- **Short exercise**:
Copy every line that contains the string "photo" from the entries below.

- **Supplied records**:
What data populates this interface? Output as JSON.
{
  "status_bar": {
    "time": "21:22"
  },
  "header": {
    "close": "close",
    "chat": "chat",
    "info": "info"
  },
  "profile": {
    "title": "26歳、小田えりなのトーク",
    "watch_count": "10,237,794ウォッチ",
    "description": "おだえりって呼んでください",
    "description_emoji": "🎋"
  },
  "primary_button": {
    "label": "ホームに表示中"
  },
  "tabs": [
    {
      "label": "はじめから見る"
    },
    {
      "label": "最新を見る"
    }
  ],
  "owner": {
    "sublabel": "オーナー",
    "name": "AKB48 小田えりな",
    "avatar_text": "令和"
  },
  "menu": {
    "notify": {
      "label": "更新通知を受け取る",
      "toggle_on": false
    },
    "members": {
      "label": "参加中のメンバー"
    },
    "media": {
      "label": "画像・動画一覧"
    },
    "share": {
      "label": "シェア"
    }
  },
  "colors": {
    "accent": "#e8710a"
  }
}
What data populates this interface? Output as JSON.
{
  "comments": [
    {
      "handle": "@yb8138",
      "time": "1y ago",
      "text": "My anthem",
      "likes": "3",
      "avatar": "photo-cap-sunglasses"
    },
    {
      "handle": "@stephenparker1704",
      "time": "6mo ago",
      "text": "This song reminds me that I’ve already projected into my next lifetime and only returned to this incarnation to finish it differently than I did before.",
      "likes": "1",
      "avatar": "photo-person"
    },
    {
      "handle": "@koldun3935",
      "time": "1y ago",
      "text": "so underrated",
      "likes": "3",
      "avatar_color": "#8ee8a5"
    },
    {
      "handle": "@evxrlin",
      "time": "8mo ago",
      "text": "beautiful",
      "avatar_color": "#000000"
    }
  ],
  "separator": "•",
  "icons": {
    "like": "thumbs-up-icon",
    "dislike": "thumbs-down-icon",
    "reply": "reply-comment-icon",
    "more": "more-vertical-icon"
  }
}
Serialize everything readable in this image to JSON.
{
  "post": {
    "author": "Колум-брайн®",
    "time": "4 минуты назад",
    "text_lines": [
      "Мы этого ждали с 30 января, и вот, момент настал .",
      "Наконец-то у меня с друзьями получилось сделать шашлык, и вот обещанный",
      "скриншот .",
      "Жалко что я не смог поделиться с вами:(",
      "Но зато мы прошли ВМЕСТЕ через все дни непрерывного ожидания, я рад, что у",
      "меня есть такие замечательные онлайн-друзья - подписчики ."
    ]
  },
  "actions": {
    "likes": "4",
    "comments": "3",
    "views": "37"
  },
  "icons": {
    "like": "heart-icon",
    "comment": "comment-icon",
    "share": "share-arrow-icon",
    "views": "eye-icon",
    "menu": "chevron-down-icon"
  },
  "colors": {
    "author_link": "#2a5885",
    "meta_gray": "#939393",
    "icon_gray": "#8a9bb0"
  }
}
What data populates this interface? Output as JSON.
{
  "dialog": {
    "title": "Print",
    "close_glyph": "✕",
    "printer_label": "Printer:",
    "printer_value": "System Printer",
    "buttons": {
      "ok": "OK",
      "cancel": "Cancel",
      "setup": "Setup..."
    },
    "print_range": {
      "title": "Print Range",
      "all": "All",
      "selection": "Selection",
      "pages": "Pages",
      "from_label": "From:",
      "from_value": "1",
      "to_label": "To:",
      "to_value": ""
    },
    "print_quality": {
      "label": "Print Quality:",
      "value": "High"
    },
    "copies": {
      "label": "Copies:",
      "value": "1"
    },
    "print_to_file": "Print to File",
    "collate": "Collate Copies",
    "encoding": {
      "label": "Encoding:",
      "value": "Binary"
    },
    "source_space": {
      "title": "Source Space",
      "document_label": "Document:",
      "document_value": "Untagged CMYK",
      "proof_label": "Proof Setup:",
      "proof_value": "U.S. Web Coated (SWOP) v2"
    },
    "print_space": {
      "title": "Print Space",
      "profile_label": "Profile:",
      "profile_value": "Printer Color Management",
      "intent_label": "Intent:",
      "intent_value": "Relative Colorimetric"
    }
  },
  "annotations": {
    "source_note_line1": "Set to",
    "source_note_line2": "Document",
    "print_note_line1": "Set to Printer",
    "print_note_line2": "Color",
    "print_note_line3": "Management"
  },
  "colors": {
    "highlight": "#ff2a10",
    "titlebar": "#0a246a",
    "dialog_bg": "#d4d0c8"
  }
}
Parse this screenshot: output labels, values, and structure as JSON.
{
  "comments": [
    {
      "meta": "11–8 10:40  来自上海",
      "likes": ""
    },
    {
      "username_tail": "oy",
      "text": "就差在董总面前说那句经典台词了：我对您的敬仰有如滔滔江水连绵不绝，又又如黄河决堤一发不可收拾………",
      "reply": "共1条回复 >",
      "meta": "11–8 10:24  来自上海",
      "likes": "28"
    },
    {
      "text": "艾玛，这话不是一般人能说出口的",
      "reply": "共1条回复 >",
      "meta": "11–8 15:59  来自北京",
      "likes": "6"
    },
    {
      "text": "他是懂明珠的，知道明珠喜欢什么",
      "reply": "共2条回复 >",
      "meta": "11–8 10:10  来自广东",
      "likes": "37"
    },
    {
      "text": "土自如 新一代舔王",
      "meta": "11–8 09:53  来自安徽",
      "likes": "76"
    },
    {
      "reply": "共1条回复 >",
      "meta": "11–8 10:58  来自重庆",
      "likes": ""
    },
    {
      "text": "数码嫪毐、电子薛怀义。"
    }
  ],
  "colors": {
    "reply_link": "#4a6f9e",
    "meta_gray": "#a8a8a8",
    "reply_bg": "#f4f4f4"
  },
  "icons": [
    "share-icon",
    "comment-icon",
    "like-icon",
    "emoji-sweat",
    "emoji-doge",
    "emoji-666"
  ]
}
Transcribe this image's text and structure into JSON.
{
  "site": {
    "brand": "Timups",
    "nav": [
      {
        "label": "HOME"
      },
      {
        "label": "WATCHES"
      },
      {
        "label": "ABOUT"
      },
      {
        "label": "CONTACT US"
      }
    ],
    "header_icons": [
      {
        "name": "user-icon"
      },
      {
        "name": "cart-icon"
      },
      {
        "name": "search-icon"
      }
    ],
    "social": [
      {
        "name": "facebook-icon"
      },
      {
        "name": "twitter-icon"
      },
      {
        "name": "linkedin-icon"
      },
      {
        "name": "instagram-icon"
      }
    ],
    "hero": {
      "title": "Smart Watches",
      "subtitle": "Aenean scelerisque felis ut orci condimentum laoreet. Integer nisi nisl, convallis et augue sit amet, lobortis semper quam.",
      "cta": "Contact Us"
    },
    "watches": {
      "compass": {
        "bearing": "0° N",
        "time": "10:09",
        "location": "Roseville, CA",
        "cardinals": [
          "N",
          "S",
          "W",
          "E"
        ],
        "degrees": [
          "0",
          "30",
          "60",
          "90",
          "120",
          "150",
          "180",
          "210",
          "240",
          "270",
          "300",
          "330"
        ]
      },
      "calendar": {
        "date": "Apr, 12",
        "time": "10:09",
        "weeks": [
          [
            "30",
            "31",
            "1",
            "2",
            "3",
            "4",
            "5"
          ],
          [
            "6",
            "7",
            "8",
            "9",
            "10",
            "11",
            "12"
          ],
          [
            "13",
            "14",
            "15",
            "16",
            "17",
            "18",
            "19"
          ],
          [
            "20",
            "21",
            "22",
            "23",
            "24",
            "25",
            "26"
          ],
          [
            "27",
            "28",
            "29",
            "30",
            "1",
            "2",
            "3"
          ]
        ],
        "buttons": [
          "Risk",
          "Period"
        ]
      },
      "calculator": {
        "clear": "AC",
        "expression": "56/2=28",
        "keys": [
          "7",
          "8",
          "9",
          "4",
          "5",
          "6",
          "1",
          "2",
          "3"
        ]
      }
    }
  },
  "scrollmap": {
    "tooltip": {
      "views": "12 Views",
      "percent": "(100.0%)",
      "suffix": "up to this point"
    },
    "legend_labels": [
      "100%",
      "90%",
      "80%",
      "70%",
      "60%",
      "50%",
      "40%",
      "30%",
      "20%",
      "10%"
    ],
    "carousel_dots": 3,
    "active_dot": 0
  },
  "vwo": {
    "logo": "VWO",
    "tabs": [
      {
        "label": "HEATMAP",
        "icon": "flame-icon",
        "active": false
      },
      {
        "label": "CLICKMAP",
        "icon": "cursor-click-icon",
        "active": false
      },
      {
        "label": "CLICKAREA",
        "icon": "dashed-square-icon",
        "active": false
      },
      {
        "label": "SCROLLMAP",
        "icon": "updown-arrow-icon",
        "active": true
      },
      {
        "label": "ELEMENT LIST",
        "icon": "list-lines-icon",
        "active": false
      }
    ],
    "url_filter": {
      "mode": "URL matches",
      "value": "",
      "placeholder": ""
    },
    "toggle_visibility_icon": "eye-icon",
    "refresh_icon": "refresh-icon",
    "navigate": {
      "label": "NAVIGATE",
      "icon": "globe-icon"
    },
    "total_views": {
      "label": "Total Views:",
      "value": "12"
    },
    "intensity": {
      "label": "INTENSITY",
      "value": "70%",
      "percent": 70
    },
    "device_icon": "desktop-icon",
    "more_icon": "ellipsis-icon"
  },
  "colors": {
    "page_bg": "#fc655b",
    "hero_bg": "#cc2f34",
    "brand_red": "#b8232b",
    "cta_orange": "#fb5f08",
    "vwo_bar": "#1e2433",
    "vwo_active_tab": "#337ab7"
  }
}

- **The output**:
      "avatar": "photo-cap-sunglasses"
      "avatar": "photo-person"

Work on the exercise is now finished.